DATA SUPPLIED:
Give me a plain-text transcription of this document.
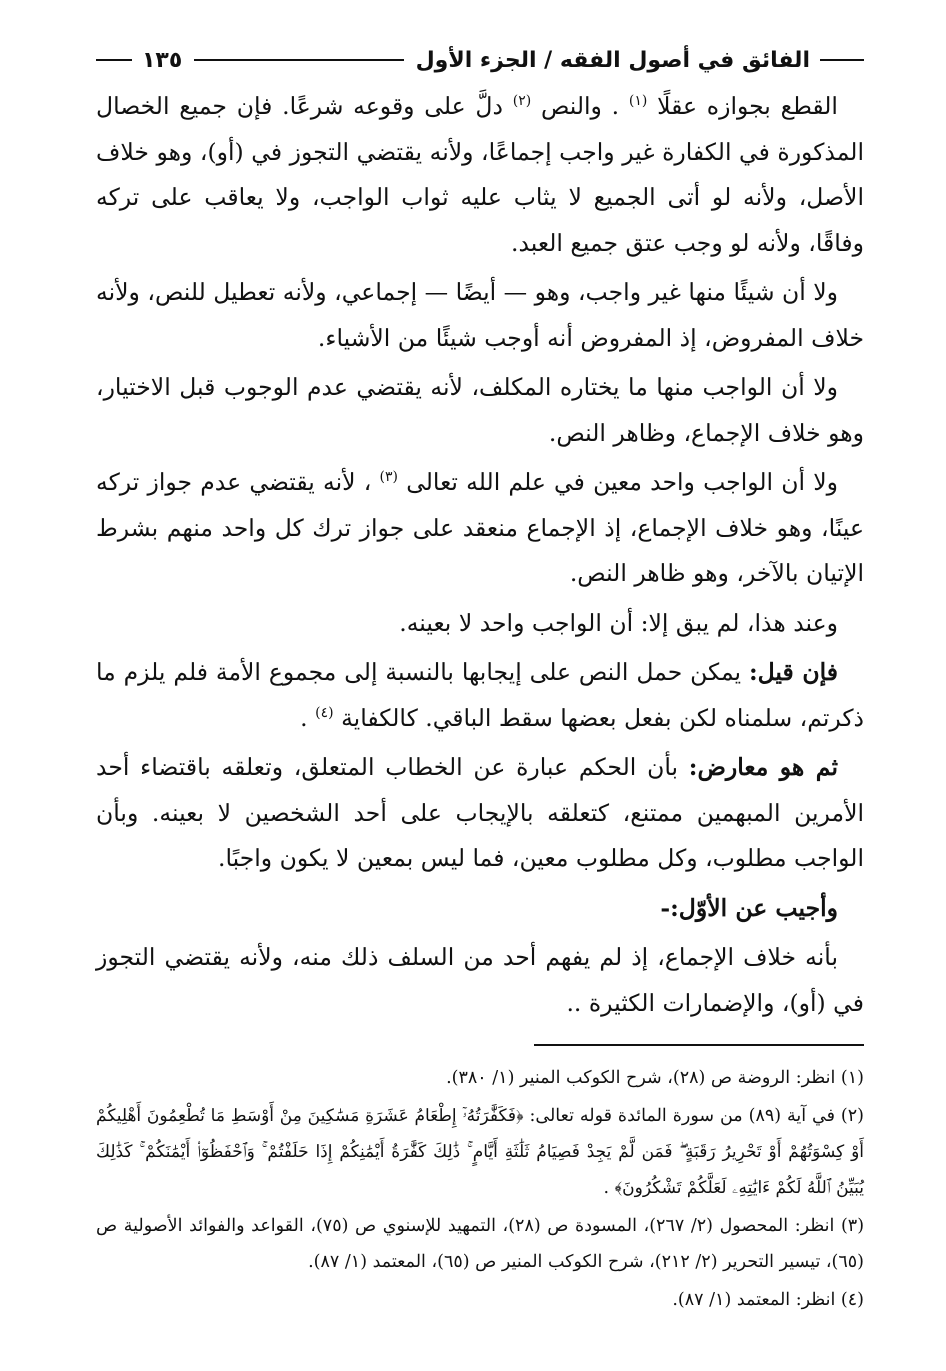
الفائق في أصول الفقه / الجزء الأول
١٣٥

القطع بجوازه عقلًا $^{(١)}$ . والنص $^{(٢)}$ دلَّ على وقوعه شرعًا. فإن جميع الخصال المذكورة في الكفارة غير واجب إجماعًا، ولأنه يقتضي التجوز في (أو)، وهو خلاف الأصل، ولأنه لو أتى الجميع لا يثاب عليه ثواب الواجب، ولا يعاقب على تركه وفاقًا، ولأنه لو وجب عتق جميع العبد.

ولا أن شيئًا منها غير واجب، وهو — أيضًا — إجماعي، ولأنه تعطيل للنص، ولأنه خلاف المفروض، إذ المفروض أنه أوجب شيئًا من الأشياء.

ولا أن الواجب منها ما يختاره المكلف، لأنه يقتضي عدم الوجوب قبل الاختيار، وهو خلاف الإجماع، وظاهر النص.

ولا أن الواجب واحد معين في علم الله تعالى $^{(٣)}$ ، لأنه يقتضي عدم جواز تركه عينًا، وهو خلاف الإجماع، إذ الإجماع منعقد على جواز ترك كل واحد منهم بشرط الإتيان بالآخر، وهو ظاهر النص.

وعند هذا، لم يبق إلا: أن الواجب واحد لا بعينه.

فإن قيل: يمكن حمل النص على إيجابها بالنسبة إلى مجموع الأمة فلم يلزم ما ذكرتم، سلمناه لكن بفعل بعضها سقط الباقي. كالكفاية $^{(٤)}$ .

ثم هو معارض: بأن الحكم عبارة عن الخطاب المتعلق، وتعلقه باقتضاء أحد الأمرين المبهمين ممتنع، كتعلقه بالإيجاب على أحد الشخصين لا بعينه. وبأن الواجب مطلوب، وكل مطلوب معين، فما ليس بمعين لا يكون واجبًا.

وأجيب عن الأوّل:-

بأنه خلاف الإجماع، إذ لم يفهم أحد من السلف ذلك منه، ولأنه يقتضي التجوز في (أو)، والإضمارات الكثيرة ..

(١) انظر: الروضة ص (٢٨)، شرح الكوكب المنير (١/ ٣٨٠).

(٢) في آية (٨٩) من سورة المائدة قوله تعالى: ﴿فَكَفَّٰرَتُهُۥٓ إِطْعَامُ عَشَرَةِ مَسَٰكِينَ مِنْ أَوْسَطِ مَا تُطْعِمُونَ أَهْلِيكُمْ أَوْ كِسْوَتُهُمْ أَوْ تَحْرِيرُ رَقَبَةٍ ۖ فَمَن لَّمْ يَجِدْ فَصِيَامُ ثَلَٰثَةِ أَيَّامٍ ۚ ذَٰلِكَ كَفَّٰرَةُ أَيْمَٰنِكُمْ إِذَا حَلَفْتُمْ ۚ وَٱحْفَظُوٓا۟ أَيْمَٰنَكُمْ ۚ كَذَٰلِكَ يُبَيِّنُ ٱللَّهُ لَكُمْ ءَايَٰتِهِۦ لَعَلَّكُمْ تَشْكُرُونَ﴾ .

(٣) انظر: المحصول (٢/ ٢٦٧)، المسودة ص (٢٨)، التمهيد للإسنوي ص (٧٥)، القواعد والفوائد الأصولية ص (٦٥)، تيسير التحرير (٢/ ٢١٢)، شرح الكوكب المنير ص (٦٥)، المعتمد (١/ ٨٧).

(٤) انظر: المعتمد (١/ ٨٧).
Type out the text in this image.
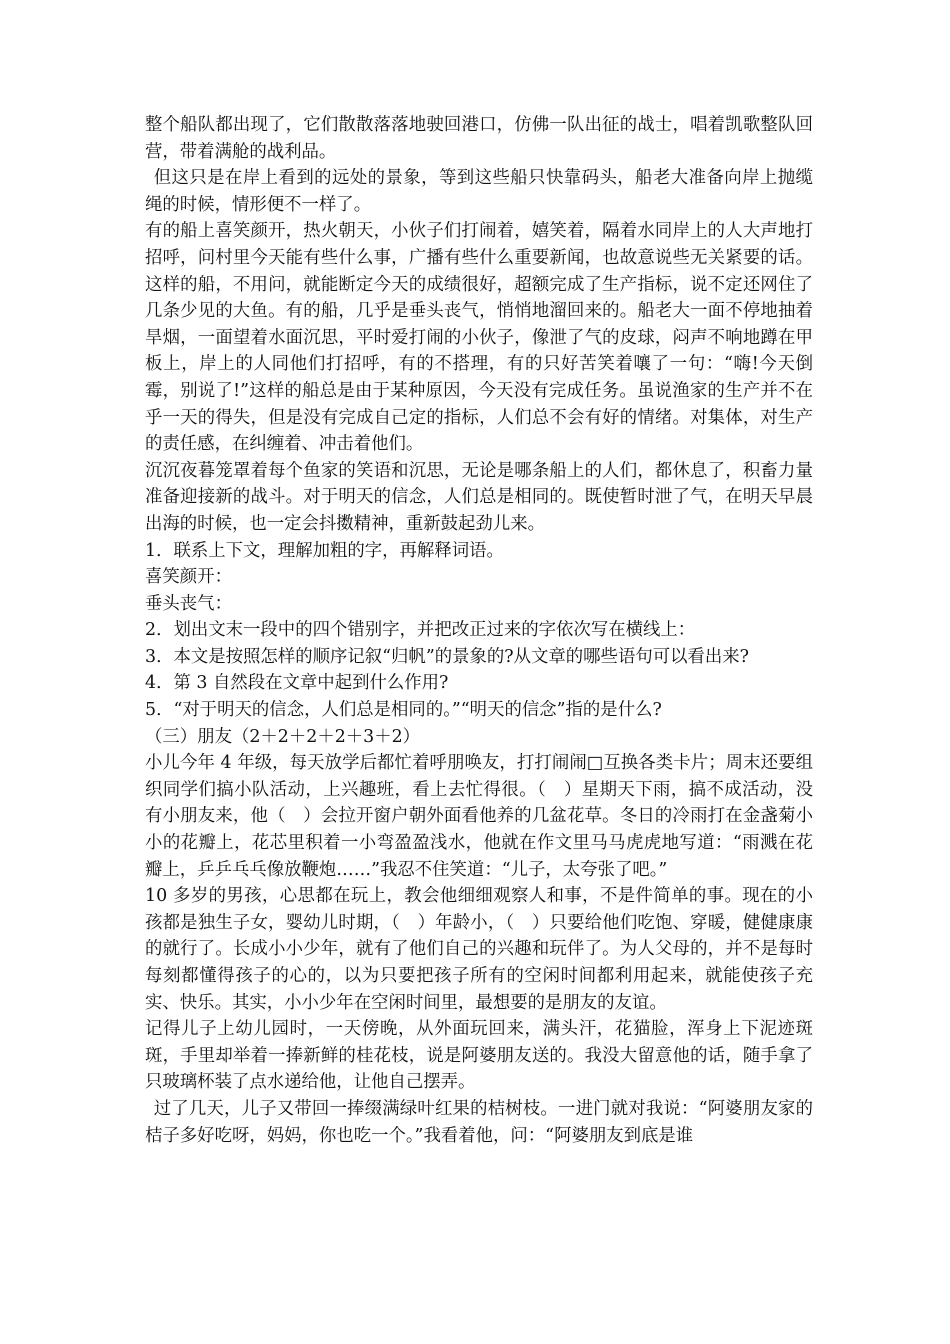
整个船队都出现了，它们散散落落地驶回港口，仿佛一队出征的战士，唱着凯歌整队回营，带着满舱的战利品。

但这只是在岸上看到的远处的景象，等到这些船只快靠码头，船老大准备向岸上抛缆绳的时候，情形便不一样了。

有的船上喜笑颜开，热火朝天，小伙子们打闹着，嬉笑着，隔着水同岸上的人大声地打招呼，问村里今天能有些什么事，广播有些什么重要新闻，也故意说些无关紧要的话。这样的船，不用问，就能断定今天的成绩很好，超额完成了生产指标，说不定还网住了几条少见的大鱼。有的船，几乎是垂头丧气，悄悄地溜回来的。船老大一面不停地抽着旱烟，一面望着水面沉思，平时爱打闹的小伙子，像泄了气的皮球，闷声不响地蹲在甲板上，岸上的人同他们打招呼，有的不搭理，有的只好苦笑着嚷了一句：“嗨!今天倒霉，别说了!”这样的船总是由于某种原因，今天没有完成任务。虽说渔家的生产并不在乎一天的得失，但是没有完成自己定的指标，人们总不会有好的情绪。对集体，对生产的责任感，在纠缠着、冲击着他们。

沉沉夜暮笼罩着每个鱼家的笑语和沉思，无论是哪条船上的人们，都休息了，积畜力量准备迎接新的战斗。对于明天的信念，人们总是相同的。既使暂时泄了气，在明天早晨出海的时候，也一定会抖擞精神，重新鼓起劲儿来。

1．联系上下文，理解加粗的字，再解释词语。

喜笑颜开：

垂头丧气：

2．划出文末一段中的四个错别字，并把改正过来的字依次写在横线上：

3．本文是按照怎样的顺序记叙“归帆”的景象的?从文章的哪些语句可以看出来?

4．第 3 自然段在文章中起到什么作用?

5．“对于明天的信念，人们总是相同的。”“明天的信念”指的是什么?

（三）朋友（2＋2＋2＋2＋3＋2）

小儿今年 4 年级，每天放学后都忙着呼朋唤友，打打闹闹□互换各类卡片；周末还要组织同学们搞小队活动，上兴趣班，看上去忙得很。（　）星期天下雨，搞不成活动，没有小朋友来，他（　）会拉开窗户朝外面看他养的几盆花草。冬日的冷雨打在金盏菊小小的花瓣上，花芯里积着一小弯盈盈浅水，他就在作文里马马虎虎地写道：“雨溅在花瓣上，乒乒乓乓像放鞭炮……”我忍不住笑道：“儿子，太夸张了吧。”

10 多岁的男孩，心思都在玩上，教会他细细观察人和事，不是件简单的事。现在的小孩都是独生子女，婴幼儿时期，（　）年龄小，（　）只要给他们吃饱、穿暖，健健康康的就行了。长成小小少年，就有了他们自己的兴趣和玩伴了。为人父母的，并不是每时每刻都懂得孩子的心的，以为只要把孩子所有的空闲时间都利用起来，就能使孩子充实、快乐。其实，小小少年在空闲时间里，最想要的是朋友的友谊。

记得儿子上幼儿园时，一天傍晚，从外面玩回来，满头汗，花猫脸，浑身上下泥迹斑斑，手里却举着一捧新鲜的桂花枝，说是阿婆朋友送的。我没大留意他的话，随手拿了只玻璃杯装了点水递给他，让他自己摆弄。

过了几天，儿子又带回一捧缀满绿叶红果的桔树枝。一进门就对我说：“阿婆朋友家的桔子多好吃呀，妈妈，你也吃一个。”我看着他，问：“阿婆朋友到底是谁
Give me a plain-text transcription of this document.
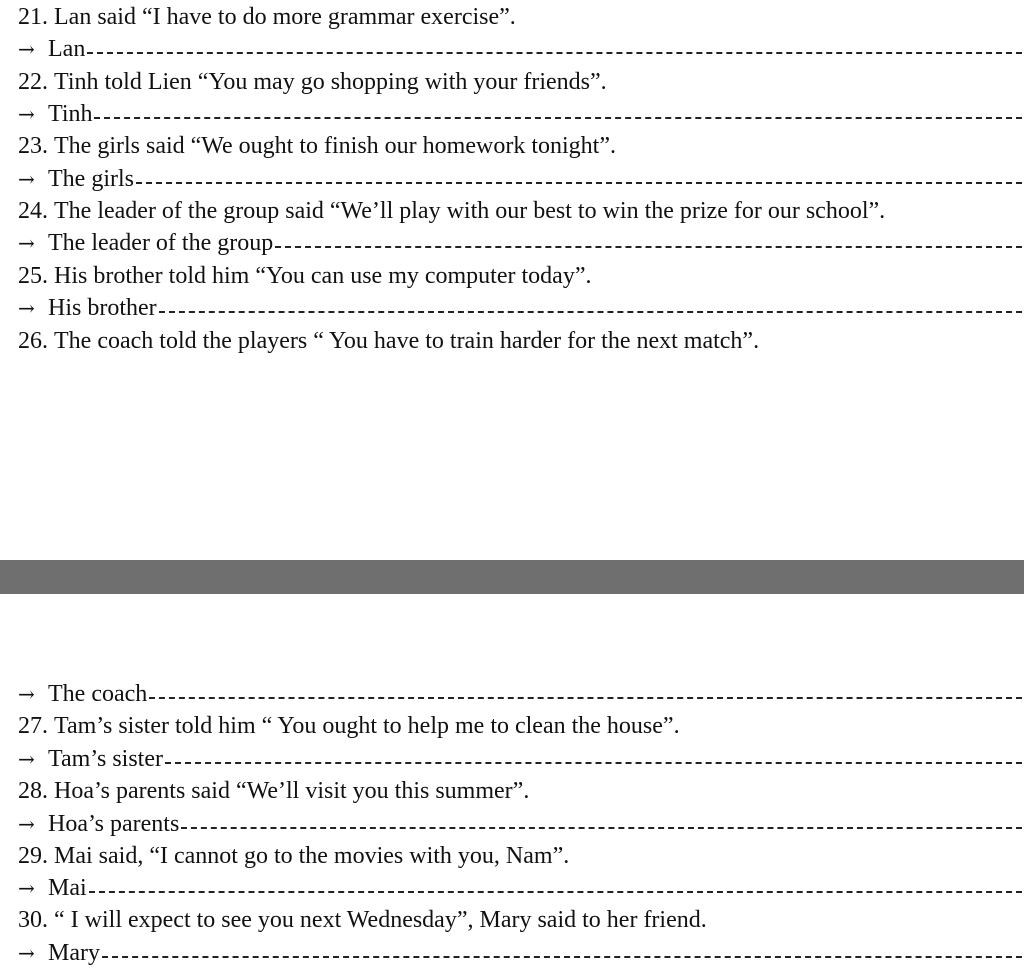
21. Lan said “I have to do more grammar exercise”.
→ Lan
22. Tinh told Lien “You may go shopping with your friends”.
→ Tinh
23. The girls said “We ought to finish our homework tonight”.
→ The girls
24. The leader of the group said “We’ll play with our best to win the prize for our school”.
→ The leader of the group
25. His brother told him “You can use my computer today”.
→ His brother
26. The coach told the players “ You have to train harder for the next match”.
→ The coach
27. Tam’s sister told him “ You ought to help me to clean the house”.
→ Tam’s sister
28. Hoa’s parents said “We’ll visit you this summer”.
→ Hoa’s parents
29. Mai said, “I cannot go to the movies with you, Nam”.
→ Mai
30. “ I will expect to see you next Wednesday”, Mary said to her friend.
→ Mary
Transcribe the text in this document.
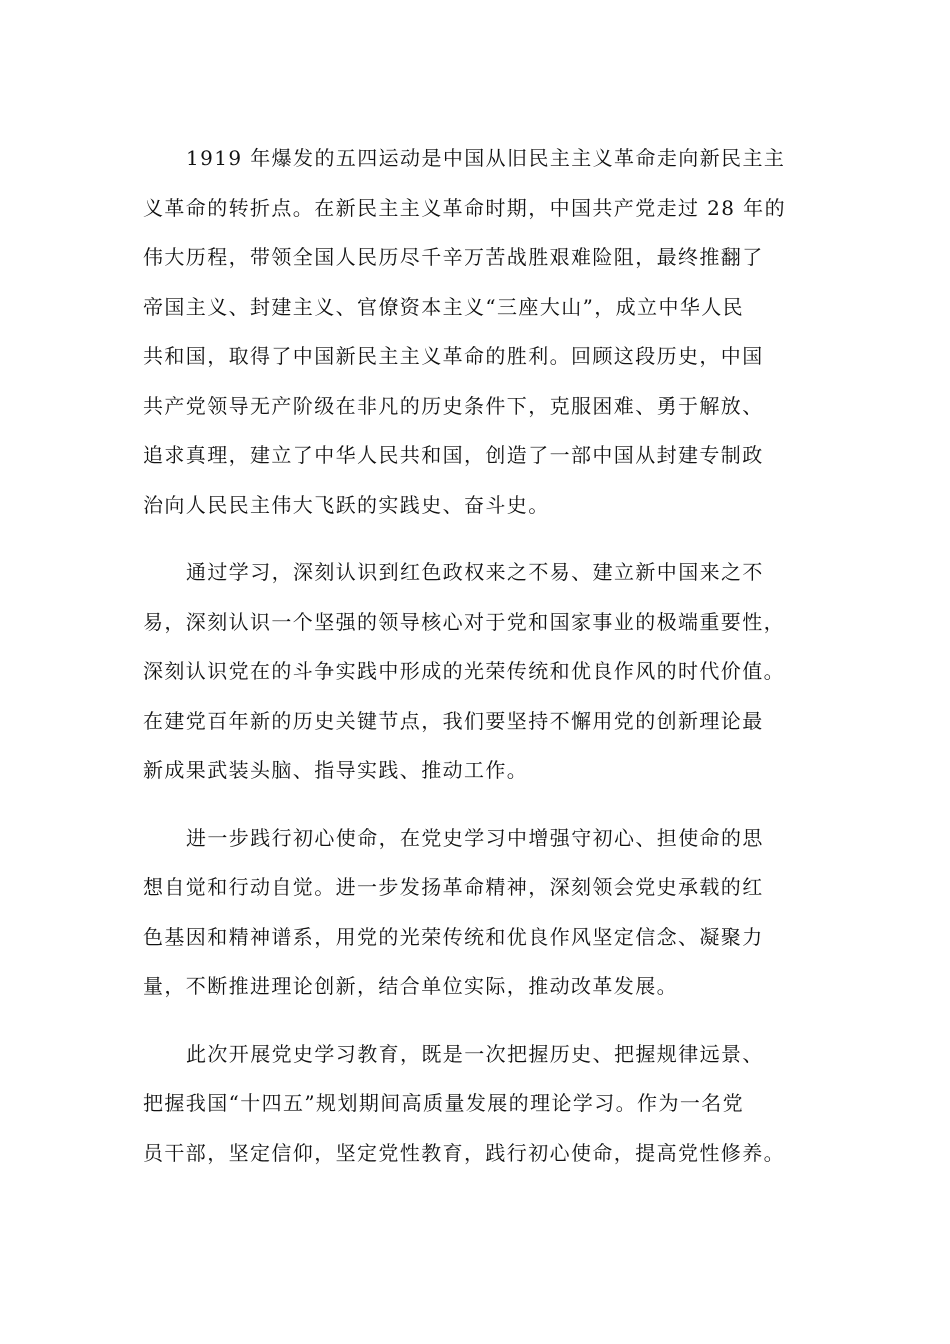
1919 年爆发的五四运动是中国从旧民主主义革命走向新民主主
义革命的转折点。在新民主主义革命时期，中国共产党走过 28 年的
伟大历程，带领全国人民历尽千辛万苦战胜艰难险阻，最终推翻了
帝国主义、封建主义、官僚资本主义“三座大山”，成立中华人民
共和国，取得了中国新民主主义革命的胜利。回顾这段历史，中国
共产党领导无产阶级在非凡的历史条件下，克服困难、勇于解放、
追求真理，建立了中华人民共和国，创造了一部中国从封建专制政
治向人民民主伟大飞跃的实践史、奋斗史。
通过学习，深刻认识到红色政权来之不易、建立新中国来之不
易，深刻认识一个坚强的领导核心对于党和国家事业的极端重要性，
深刻认识党在的斗争实践中形成的光荣传统和优良作风的时代价值。
在建党百年新的历史关键节点，我们要坚持不懈用党的创新理论最
新成果武装头脑、指导实践、推动工作。
进一步践行初心使命，在党史学习中增强守初心、担使命的思
想自觉和行动自觉。进一步发扬革命精神，深刻领会党史承载的红
色基因和精神谱系，用党的光荣传统和优良作风坚定信念、凝聚力
量，不断推进理论创新，结合单位实际，推动改革发展。
此次开展党史学习教育，既是一次把握历史、把握规律远景、
把握我国“十四五”规划期间高质量发展的理论学习。作为一名党
员干部，坚定信仰，坚定党性教育，践行初心使命，提高党性修养。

WHAT THIS TASK INVOLVES: Skip the pictures and retype exactly the lines from the one that contains "Transcribe the text in this document." to the last line of the records.

WRITTEN RESPONSE:
Transcribe the text in this document.
1919 年爆发的五四运动是中国从旧民主主义革命走向新民主主
义革命的转折点。在新民主主义革命时期，中国共产党走过 28 年的
伟大历程，带领全国人民历尽千辛万苦战胜艰难险阻，最终推翻了
帝国主义、封建主义、官僚资本主义“三座大山”，成立中华人民
共和国，取得了中国新民主主义革命的胜利。回顾这段历史，中国
共产党领导无产阶级在非凡的历史条件下，克服困难、勇于解放、
追求真理，建立了中华人民共和国，创造了一部中国从封建专制政
治向人民民主伟大飞跃的实践史、奋斗史。
通过学习，深刻认识到红色政权来之不易、建立新中国来之不
易，深刻认识一个坚强的领导核心对于党和国家事业的极端重要性，
深刻认识党在的斗争实践中形成的光荣传统和优良作风的时代价值。
在建党百年新的历史关键节点，我们要坚持不懈用党的创新理论最
新成果武装头脑、指导实践、推动工作。
进一步践行初心使命，在党史学习中增强守初心、担使命的思
想自觉和行动自觉。进一步发扬革命精神，深刻领会党史承载的红
色基因和精神谱系，用党的光荣传统和优良作风坚定信念、凝聚力
量，不断推进理论创新，结合单位实际，推动改革发展。
此次开展党史学习教育，既是一次把握历史、把握规律远景、
把握我国“十四五”规划期间高质量发展的理论学习。作为一名党
员干部，坚定信仰，坚定党性教育，践行初心使命，提高党性修养。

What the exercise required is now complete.